┌─ TASK DATA

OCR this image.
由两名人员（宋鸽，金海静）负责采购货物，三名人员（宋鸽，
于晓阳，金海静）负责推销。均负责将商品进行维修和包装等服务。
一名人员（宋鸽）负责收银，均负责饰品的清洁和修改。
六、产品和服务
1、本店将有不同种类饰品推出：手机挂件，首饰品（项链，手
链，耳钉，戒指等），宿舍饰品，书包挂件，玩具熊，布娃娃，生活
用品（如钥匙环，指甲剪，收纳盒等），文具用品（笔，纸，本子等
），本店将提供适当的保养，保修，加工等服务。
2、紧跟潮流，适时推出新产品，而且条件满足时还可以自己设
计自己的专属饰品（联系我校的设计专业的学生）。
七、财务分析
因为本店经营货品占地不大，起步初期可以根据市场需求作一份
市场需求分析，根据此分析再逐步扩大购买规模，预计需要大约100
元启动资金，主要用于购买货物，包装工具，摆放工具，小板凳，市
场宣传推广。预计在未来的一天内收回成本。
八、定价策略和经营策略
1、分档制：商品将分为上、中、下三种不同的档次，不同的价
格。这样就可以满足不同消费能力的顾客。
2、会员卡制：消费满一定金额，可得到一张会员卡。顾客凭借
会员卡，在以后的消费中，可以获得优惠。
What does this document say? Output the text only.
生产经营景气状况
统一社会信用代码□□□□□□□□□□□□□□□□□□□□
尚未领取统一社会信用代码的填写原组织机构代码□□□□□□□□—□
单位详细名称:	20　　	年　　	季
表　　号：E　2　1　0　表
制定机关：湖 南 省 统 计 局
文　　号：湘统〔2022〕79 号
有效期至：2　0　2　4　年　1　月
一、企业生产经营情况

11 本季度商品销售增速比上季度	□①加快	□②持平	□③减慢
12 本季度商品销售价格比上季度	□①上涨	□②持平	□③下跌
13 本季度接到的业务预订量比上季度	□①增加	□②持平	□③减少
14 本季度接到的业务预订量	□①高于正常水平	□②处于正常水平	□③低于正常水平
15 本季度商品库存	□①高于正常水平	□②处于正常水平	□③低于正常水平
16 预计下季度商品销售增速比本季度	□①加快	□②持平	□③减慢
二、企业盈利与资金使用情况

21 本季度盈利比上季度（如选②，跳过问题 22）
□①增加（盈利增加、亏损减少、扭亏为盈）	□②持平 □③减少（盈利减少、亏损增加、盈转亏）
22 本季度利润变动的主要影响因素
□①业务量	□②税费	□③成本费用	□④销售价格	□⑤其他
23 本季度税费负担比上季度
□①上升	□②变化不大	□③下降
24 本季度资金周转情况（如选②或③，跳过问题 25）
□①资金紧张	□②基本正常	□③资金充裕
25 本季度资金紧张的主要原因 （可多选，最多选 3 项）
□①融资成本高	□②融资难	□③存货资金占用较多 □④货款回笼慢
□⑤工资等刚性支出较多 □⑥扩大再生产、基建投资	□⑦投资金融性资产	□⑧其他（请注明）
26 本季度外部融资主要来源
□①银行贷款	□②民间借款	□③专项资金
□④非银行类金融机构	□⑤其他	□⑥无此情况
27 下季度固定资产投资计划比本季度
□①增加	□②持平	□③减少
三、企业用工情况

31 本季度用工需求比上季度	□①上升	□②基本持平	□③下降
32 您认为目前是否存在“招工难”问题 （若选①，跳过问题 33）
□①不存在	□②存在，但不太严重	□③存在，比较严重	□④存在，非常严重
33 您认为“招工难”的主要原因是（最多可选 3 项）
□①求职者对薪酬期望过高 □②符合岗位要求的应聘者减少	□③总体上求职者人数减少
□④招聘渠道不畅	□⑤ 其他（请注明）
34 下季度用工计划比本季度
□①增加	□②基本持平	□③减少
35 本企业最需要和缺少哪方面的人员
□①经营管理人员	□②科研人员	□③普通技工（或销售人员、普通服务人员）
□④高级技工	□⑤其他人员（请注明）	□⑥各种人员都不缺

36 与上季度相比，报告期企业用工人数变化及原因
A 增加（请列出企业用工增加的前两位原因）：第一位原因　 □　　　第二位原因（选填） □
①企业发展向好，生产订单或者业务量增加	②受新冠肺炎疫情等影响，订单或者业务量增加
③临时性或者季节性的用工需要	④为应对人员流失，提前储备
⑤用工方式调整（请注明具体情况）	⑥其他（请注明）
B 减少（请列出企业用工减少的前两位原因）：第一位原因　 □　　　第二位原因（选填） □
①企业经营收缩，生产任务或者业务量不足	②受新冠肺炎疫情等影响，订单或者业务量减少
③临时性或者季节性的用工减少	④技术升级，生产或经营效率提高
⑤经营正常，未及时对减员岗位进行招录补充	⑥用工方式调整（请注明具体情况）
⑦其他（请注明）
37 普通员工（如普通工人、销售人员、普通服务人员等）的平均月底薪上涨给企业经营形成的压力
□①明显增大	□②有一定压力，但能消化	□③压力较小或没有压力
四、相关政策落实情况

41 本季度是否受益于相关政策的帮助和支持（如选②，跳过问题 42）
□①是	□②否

└─

TASK OBJECTIVE
Locate all lines holding the word "跳过问题", then copy them out.

WRITTEN ANSWER
21 本季度盈利比上季度（如选②，跳过问题 22）
24 本季度资金周转情况（如选②或③，跳过问题 25）
32 您认为目前是否存在“招工难”问题 （若选①，跳过问题 33）
41 本季度是否受益于相关政策的帮助和支持（如选②，跳过问题 42）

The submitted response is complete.